> **WHAT IS NEEDED**
Each line that holds the word "นามสก" is to be identified and copied.

> **DATA IN THIS EXERCISE**
════════════════

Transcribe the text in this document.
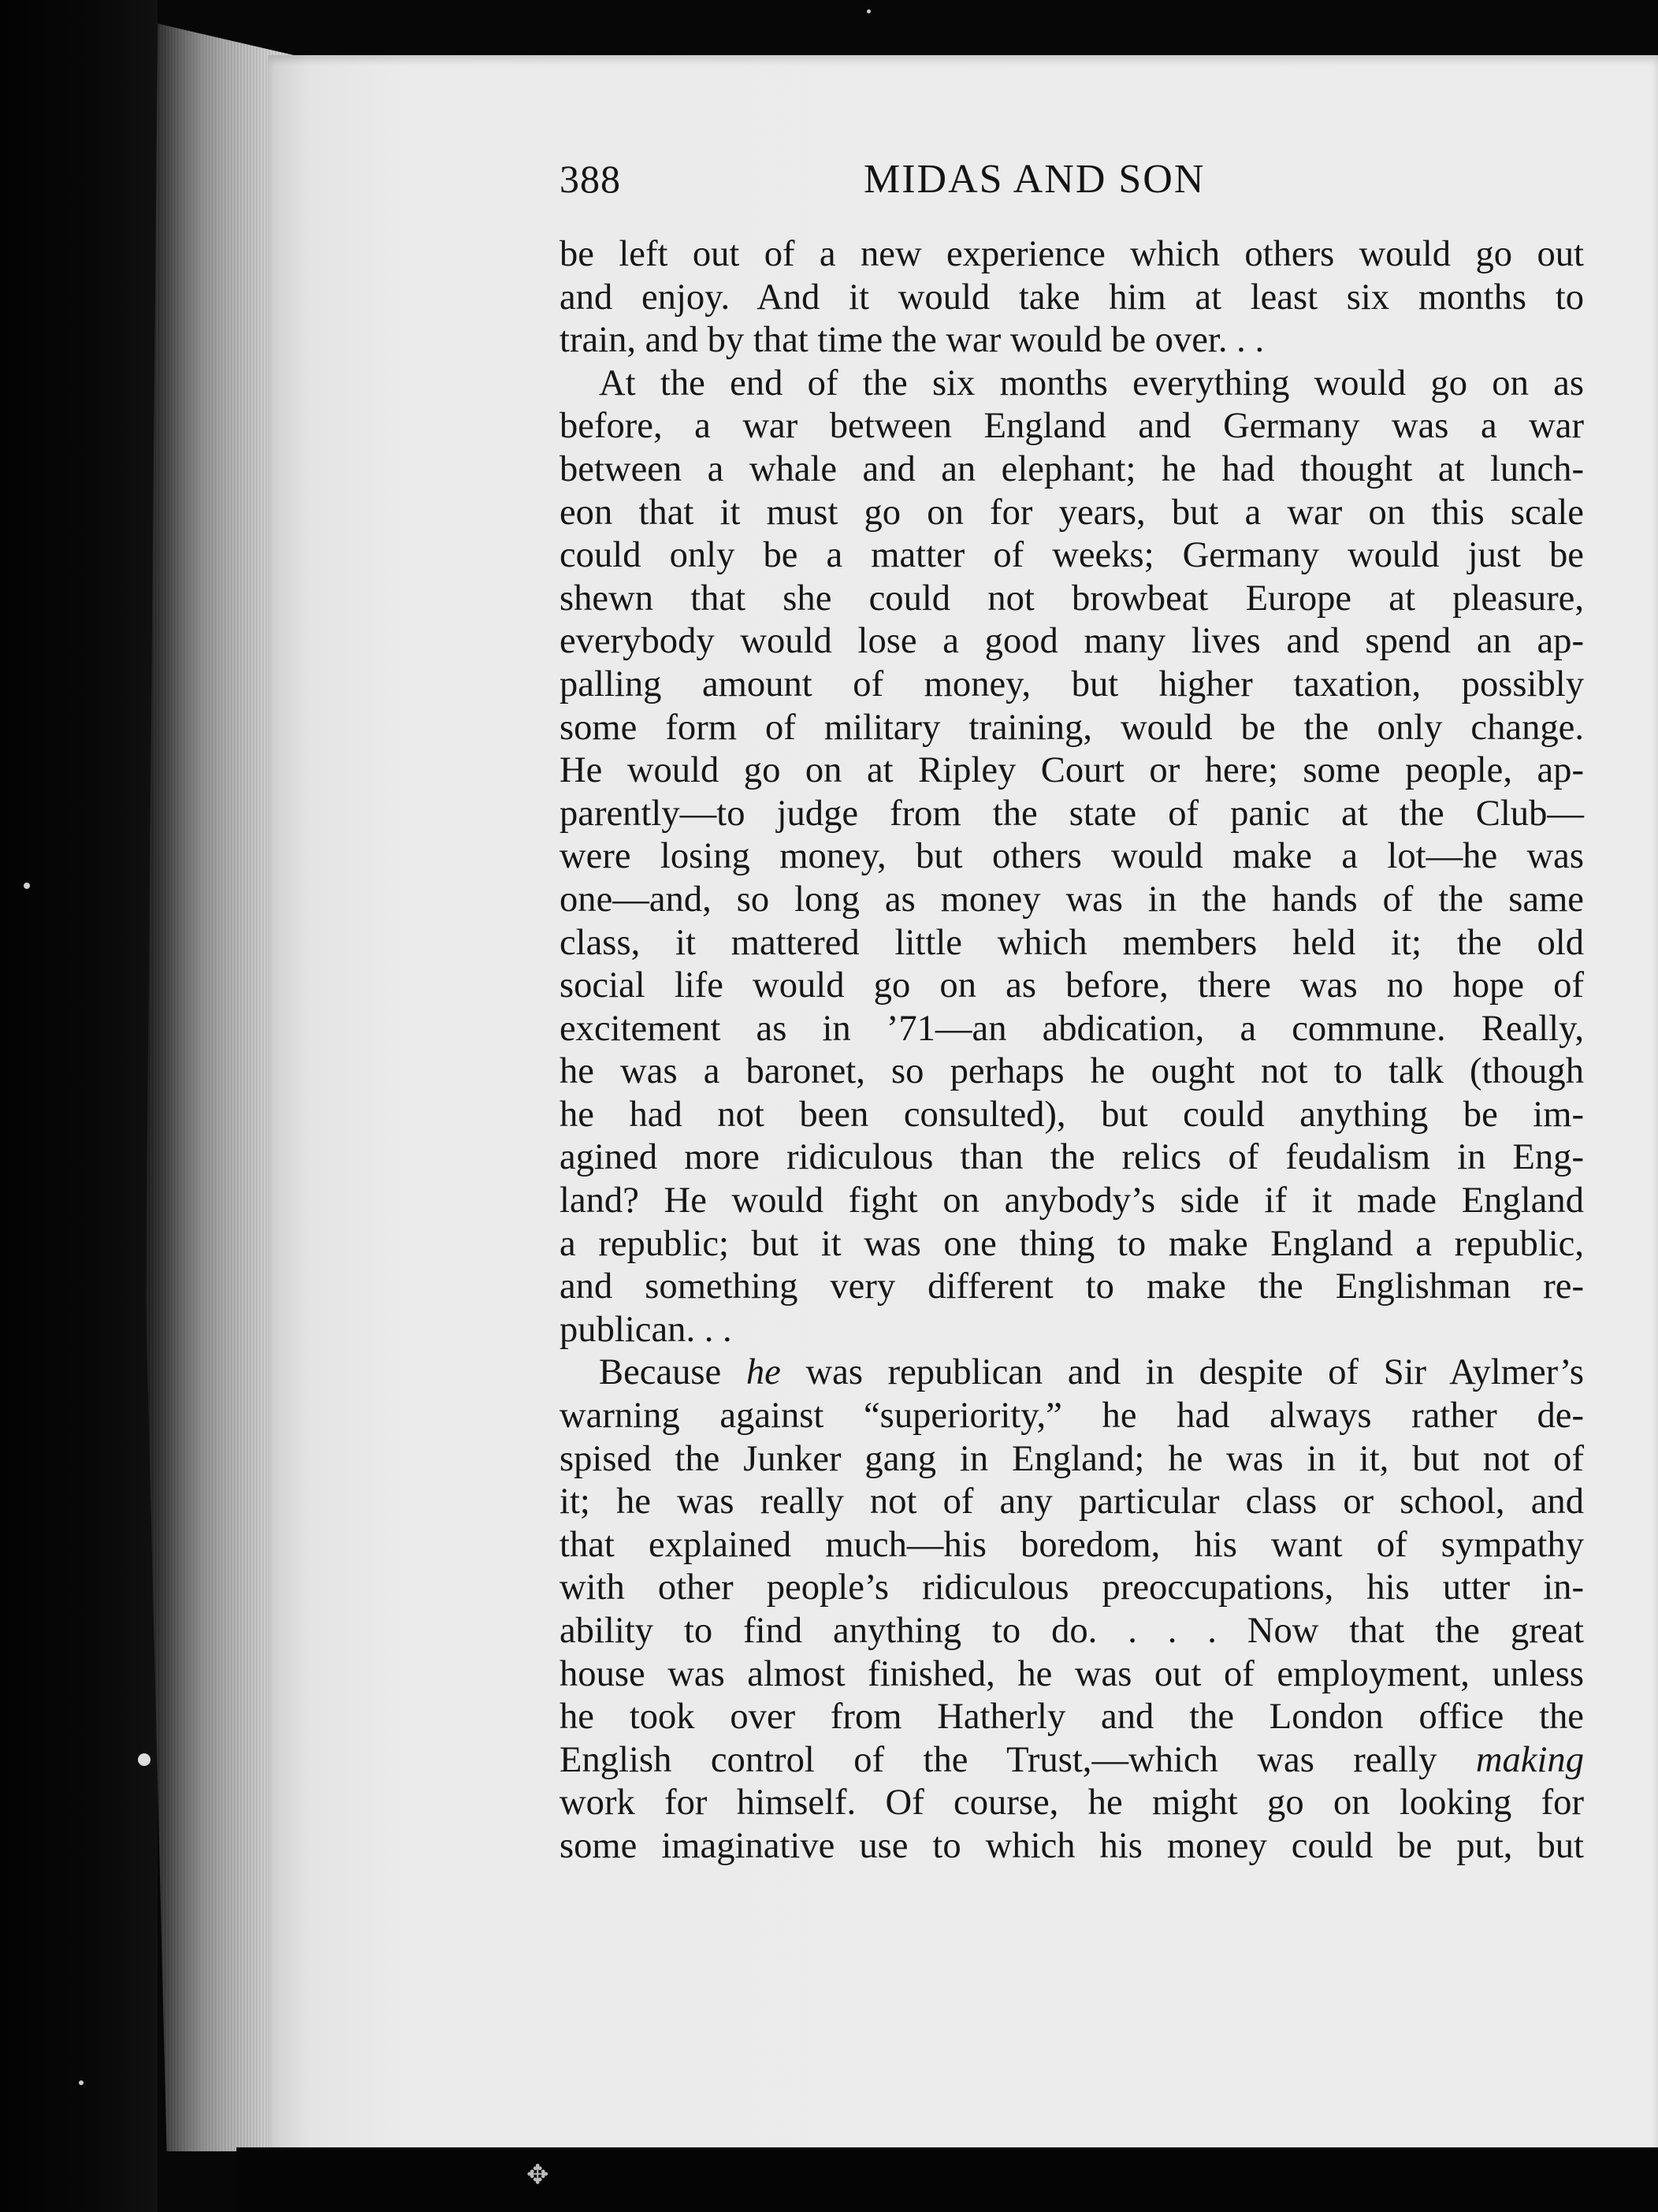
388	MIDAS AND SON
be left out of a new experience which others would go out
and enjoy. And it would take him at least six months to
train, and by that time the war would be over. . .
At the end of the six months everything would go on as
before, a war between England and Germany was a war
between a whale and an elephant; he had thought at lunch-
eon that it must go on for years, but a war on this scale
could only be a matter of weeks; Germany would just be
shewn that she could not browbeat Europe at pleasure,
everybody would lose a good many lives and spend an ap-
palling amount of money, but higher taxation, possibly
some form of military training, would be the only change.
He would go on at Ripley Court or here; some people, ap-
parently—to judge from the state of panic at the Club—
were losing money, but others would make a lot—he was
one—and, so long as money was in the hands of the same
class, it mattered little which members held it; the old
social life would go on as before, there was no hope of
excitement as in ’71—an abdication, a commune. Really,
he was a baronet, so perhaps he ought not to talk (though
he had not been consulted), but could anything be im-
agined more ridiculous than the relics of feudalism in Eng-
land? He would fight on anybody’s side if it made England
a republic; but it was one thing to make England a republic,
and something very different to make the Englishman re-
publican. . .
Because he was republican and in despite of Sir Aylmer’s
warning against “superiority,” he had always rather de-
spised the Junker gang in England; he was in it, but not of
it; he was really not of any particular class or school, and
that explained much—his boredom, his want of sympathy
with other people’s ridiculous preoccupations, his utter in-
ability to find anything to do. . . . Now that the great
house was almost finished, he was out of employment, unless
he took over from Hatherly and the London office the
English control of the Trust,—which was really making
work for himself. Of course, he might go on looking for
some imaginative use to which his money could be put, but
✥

════════════════

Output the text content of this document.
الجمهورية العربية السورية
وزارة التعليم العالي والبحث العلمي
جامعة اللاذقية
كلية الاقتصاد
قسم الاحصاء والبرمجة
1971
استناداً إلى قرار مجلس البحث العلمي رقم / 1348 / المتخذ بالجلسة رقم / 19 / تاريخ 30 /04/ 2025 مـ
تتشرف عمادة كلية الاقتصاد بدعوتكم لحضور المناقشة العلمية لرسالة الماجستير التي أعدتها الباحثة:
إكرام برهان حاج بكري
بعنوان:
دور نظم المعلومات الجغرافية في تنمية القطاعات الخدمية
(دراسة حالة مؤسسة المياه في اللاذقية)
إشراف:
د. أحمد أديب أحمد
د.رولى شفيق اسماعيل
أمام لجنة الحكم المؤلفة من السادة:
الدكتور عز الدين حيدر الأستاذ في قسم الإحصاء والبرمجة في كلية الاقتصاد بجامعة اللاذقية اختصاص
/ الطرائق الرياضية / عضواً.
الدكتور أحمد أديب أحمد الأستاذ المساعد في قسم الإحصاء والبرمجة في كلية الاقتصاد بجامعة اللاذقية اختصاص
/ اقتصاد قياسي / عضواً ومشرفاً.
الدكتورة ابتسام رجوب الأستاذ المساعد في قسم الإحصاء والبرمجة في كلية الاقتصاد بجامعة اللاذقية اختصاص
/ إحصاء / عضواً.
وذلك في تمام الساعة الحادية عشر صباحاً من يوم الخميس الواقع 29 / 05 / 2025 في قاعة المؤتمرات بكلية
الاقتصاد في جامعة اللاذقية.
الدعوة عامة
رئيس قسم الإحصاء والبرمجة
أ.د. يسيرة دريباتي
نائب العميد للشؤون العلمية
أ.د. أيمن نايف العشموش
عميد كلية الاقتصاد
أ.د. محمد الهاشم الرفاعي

════════════════

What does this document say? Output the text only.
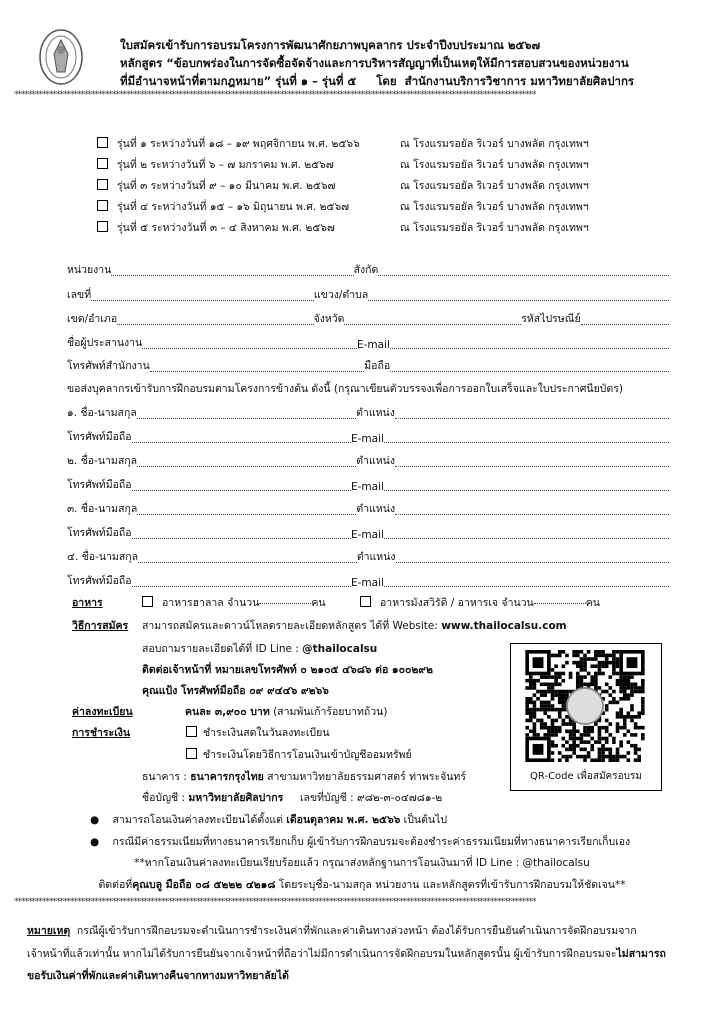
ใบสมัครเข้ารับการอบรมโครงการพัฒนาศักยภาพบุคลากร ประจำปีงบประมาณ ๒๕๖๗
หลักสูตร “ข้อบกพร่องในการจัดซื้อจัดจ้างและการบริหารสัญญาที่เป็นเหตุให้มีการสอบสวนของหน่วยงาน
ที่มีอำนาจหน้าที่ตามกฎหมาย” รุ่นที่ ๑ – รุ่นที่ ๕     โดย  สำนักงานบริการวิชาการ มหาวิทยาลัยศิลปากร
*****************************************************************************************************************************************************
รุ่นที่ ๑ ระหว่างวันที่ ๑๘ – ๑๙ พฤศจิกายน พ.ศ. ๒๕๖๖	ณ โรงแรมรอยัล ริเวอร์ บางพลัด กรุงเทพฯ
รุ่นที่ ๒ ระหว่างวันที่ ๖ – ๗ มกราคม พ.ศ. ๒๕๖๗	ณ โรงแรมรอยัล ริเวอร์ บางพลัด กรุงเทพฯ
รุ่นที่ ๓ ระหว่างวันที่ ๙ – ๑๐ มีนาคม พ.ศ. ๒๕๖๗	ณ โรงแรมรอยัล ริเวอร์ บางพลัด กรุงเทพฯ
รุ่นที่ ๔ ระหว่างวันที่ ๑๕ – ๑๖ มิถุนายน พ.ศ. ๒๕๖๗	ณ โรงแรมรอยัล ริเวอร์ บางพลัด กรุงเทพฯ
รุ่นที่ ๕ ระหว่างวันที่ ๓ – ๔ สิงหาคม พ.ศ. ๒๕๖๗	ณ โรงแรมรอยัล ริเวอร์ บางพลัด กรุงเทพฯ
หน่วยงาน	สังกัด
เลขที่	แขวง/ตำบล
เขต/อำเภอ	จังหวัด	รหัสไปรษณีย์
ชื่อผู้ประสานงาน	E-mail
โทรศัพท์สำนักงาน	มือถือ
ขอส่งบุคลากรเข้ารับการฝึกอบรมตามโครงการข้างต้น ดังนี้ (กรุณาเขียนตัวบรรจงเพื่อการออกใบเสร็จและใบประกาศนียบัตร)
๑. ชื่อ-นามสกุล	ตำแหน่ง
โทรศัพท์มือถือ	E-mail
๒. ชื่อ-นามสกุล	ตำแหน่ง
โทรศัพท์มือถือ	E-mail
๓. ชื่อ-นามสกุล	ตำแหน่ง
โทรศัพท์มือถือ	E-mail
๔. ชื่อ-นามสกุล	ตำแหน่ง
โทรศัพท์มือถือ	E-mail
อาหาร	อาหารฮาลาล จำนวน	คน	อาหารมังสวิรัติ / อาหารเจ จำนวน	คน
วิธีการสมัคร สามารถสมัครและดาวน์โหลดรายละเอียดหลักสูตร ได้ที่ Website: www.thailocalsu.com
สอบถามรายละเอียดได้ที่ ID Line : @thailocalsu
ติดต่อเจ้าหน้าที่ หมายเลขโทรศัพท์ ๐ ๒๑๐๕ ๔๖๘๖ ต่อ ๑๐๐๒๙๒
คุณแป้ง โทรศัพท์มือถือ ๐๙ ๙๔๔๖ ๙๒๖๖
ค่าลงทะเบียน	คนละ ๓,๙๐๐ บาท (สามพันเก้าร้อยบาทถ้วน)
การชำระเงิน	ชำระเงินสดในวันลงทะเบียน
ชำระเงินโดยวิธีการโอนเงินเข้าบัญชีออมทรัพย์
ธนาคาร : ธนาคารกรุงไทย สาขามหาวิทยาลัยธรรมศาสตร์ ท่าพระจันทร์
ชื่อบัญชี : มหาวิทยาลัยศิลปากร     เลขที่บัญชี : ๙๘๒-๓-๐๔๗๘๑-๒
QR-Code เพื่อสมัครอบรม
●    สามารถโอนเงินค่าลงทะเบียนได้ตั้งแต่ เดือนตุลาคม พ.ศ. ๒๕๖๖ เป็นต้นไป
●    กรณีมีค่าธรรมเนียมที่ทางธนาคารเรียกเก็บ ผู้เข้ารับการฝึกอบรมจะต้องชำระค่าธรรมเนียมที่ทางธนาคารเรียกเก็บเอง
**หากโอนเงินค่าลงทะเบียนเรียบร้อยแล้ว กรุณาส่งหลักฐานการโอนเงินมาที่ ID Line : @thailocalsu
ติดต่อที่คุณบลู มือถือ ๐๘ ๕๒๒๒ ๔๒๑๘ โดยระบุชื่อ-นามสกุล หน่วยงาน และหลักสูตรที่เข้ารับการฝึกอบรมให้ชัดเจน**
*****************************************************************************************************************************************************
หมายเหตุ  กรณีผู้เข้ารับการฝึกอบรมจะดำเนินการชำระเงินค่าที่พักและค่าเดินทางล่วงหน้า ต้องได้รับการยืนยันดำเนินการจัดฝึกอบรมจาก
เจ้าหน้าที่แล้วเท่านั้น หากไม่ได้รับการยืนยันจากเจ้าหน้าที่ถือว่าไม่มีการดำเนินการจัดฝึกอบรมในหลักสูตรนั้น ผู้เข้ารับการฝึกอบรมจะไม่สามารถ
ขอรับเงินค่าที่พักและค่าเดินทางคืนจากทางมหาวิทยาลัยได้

════════════════

> **ANSWER TO THE EXERCISE**
๑. ชื่อ-นามสกุล	ตำแหน่ง
๒. ชื่อ-นามสกุล	ตำแหน่ง
๓. ชื่อ-นามสกุล	ตำแหน่ง
๔. ชื่อ-นามสกุล	ตำแหน่ง
ติดต่อที่คุณบลู มือถือ ๐๘ ๕๒๒๒ ๔๒๑๘ โดยระบุชื่อ-นามสกุล หน่วยงาน และหลักสูตรที่เข้ารับการฝึกอบรมให้ชัดเจน**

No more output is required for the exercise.